**PROBLEM REQUIREMENTS**
In the data, extract each line that holds the string "name".

[Stored dataset items]
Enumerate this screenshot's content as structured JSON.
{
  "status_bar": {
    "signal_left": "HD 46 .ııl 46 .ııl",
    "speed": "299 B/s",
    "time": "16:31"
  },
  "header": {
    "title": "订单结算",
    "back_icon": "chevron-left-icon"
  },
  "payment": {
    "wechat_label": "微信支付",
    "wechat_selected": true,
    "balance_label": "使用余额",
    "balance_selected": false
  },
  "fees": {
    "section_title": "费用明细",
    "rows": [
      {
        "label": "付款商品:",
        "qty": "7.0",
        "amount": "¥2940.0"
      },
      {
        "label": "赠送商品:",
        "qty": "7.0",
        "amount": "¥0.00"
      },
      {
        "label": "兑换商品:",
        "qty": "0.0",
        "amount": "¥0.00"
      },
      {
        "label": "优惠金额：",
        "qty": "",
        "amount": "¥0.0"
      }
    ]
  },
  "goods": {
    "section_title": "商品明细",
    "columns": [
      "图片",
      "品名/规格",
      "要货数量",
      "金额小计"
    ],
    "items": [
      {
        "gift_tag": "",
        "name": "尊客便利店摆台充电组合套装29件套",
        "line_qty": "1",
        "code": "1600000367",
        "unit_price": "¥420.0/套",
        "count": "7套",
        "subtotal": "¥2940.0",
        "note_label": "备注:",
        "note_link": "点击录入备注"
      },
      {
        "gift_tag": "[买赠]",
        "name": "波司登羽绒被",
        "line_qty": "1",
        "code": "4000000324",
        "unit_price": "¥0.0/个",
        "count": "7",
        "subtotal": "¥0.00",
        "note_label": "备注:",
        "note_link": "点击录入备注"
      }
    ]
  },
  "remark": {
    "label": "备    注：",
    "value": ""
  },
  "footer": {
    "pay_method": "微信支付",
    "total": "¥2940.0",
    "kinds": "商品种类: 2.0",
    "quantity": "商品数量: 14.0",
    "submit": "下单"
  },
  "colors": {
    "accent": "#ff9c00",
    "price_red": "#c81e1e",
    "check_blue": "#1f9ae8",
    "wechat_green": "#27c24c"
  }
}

**RESPONSE BELOW**
        "name": "尊客便利店摆台充电组合套装29件套",
        "name": "波司登羽绒被",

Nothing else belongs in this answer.